→ **WRITTEN TASK**:
What is the number of lines in the entries that include the word "Befragten"? Respond with the number only.

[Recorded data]
__________________________________________________

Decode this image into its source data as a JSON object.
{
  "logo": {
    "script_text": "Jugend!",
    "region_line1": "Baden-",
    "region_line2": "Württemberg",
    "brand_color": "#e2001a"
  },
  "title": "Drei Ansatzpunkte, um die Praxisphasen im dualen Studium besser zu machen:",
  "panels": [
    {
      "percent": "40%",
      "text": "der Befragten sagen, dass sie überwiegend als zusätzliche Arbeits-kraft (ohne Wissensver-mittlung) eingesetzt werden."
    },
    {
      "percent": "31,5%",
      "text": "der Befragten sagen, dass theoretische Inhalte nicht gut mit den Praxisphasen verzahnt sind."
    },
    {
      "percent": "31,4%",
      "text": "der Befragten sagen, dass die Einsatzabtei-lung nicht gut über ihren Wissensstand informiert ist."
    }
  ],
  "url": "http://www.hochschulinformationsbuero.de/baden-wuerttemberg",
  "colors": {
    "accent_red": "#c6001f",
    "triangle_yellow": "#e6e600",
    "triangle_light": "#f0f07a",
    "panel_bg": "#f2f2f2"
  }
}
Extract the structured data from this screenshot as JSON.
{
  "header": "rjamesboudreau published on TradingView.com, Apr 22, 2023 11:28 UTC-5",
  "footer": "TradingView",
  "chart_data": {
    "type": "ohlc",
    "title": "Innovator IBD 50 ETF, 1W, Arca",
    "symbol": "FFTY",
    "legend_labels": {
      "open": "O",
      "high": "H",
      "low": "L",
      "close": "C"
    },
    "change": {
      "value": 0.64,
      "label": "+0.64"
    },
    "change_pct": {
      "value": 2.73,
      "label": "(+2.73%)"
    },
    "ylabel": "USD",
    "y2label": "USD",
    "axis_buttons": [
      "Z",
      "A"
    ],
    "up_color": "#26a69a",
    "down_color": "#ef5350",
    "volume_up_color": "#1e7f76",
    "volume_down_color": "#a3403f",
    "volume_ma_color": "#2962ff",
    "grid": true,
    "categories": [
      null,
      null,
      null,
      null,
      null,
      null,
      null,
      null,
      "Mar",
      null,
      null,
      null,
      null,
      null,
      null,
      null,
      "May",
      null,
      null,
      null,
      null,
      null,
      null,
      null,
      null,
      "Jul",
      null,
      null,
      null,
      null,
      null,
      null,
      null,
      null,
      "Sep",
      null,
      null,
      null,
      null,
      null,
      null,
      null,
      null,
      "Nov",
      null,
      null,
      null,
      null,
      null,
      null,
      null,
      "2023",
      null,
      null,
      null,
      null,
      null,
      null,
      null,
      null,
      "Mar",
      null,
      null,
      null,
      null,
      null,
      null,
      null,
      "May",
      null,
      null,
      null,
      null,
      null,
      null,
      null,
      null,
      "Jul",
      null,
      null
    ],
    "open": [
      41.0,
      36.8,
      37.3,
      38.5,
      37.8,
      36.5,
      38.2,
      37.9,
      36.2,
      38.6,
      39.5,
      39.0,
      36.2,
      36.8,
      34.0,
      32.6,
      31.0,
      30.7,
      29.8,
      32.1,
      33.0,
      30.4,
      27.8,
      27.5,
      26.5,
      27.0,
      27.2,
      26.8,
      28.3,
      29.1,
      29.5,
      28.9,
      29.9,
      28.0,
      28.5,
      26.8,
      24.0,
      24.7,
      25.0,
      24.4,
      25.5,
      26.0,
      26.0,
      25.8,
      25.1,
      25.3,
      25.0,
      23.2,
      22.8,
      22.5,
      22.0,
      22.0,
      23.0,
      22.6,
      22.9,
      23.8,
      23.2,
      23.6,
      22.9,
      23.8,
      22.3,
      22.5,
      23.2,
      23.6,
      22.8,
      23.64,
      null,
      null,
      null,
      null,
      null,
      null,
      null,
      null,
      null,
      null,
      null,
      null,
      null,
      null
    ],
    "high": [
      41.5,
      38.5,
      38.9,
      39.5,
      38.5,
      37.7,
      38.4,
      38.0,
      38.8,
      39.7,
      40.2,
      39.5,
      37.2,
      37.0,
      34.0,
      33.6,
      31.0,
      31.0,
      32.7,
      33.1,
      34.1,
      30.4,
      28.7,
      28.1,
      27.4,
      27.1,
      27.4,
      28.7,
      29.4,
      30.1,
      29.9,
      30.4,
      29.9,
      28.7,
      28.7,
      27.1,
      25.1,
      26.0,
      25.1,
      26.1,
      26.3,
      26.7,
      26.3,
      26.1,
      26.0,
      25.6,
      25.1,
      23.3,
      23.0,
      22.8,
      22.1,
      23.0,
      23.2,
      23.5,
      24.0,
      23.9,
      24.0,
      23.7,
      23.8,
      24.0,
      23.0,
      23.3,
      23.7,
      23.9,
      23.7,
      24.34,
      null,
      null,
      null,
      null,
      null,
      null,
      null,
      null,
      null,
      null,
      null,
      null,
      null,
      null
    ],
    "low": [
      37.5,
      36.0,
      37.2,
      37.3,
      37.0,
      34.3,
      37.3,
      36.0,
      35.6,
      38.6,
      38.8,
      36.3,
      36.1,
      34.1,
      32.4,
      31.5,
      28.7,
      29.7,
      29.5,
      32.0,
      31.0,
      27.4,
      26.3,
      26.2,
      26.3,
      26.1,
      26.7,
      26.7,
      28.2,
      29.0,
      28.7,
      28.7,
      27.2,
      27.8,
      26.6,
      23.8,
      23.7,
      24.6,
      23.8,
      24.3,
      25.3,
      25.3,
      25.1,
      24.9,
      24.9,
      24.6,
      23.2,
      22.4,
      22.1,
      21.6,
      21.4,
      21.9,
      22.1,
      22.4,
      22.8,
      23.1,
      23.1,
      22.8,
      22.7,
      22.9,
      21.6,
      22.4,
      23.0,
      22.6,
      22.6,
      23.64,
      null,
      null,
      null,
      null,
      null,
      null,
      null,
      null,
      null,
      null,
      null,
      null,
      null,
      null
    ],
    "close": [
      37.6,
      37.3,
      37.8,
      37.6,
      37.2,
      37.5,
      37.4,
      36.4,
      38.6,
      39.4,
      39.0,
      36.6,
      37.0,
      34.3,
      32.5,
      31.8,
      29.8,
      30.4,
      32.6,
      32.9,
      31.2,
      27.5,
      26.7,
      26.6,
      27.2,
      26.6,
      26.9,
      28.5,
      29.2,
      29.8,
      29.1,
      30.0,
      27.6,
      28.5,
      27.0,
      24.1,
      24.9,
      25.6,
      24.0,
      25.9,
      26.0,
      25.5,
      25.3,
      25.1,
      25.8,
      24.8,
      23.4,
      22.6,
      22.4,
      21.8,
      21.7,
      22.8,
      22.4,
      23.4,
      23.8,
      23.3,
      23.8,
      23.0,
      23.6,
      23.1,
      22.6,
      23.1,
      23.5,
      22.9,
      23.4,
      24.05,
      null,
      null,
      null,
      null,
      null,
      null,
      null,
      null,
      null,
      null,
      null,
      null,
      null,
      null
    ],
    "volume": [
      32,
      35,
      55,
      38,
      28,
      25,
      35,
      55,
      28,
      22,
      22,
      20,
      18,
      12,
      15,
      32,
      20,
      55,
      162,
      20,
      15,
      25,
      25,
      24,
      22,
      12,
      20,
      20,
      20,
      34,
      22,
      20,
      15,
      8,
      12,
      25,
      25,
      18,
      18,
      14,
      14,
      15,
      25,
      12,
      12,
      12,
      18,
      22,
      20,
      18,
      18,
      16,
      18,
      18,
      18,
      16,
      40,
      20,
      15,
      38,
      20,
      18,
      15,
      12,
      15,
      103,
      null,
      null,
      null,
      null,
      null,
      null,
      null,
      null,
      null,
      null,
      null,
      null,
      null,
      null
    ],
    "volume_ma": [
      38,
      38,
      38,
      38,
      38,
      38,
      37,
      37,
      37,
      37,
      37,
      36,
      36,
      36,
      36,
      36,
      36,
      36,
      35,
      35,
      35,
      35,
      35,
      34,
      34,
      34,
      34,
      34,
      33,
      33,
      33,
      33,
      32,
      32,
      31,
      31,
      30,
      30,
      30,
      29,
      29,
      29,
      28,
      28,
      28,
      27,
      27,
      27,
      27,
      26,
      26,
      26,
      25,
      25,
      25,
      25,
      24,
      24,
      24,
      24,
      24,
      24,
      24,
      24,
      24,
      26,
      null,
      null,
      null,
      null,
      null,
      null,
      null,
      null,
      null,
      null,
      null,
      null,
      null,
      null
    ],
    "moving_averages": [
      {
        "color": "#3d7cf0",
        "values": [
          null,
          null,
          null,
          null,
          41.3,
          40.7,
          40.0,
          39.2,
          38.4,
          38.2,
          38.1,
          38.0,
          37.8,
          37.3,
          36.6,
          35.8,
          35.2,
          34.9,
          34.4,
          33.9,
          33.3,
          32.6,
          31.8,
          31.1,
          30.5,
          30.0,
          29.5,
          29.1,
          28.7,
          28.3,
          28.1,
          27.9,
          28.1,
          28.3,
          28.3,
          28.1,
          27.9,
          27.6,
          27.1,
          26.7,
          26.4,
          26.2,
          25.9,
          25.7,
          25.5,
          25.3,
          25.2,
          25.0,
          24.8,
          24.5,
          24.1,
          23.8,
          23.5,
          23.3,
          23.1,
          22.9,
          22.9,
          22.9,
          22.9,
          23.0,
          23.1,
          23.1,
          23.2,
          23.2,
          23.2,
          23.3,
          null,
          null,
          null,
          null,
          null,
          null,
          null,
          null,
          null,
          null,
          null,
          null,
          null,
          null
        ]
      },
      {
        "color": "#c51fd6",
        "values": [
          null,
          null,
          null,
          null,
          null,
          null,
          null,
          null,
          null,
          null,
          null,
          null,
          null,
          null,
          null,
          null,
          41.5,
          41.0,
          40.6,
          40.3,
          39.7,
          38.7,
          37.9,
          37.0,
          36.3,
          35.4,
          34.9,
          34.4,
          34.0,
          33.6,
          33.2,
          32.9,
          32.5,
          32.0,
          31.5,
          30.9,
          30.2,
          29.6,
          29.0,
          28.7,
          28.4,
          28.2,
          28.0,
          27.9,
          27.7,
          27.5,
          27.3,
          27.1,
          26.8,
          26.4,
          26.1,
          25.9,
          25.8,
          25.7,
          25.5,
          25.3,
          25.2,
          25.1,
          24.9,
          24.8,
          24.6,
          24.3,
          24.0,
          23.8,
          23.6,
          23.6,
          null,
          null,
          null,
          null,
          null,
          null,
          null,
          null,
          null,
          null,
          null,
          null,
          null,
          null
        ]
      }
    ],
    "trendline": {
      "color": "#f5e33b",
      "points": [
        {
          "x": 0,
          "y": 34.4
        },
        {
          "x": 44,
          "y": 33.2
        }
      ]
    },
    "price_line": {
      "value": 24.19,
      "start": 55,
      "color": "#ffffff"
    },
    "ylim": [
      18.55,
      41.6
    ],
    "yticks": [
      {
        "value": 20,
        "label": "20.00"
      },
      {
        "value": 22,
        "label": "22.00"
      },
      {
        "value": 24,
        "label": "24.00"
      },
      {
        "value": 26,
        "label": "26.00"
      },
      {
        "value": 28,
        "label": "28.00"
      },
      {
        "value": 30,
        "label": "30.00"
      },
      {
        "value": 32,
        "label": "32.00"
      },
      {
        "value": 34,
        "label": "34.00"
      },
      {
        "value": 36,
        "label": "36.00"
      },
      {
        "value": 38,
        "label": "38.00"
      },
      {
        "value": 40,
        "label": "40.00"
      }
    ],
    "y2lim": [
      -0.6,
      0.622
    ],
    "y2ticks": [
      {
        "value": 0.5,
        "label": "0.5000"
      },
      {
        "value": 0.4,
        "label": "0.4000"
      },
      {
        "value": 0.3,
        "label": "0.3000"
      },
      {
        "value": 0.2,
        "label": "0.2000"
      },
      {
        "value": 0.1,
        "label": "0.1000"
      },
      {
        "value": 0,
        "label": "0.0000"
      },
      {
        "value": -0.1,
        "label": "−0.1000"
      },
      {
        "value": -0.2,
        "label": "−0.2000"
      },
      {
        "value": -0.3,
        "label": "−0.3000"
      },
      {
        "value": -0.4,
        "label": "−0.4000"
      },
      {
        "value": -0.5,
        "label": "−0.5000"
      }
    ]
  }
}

__________________________________________________

→ **WRITTEN SOLUTION**:
3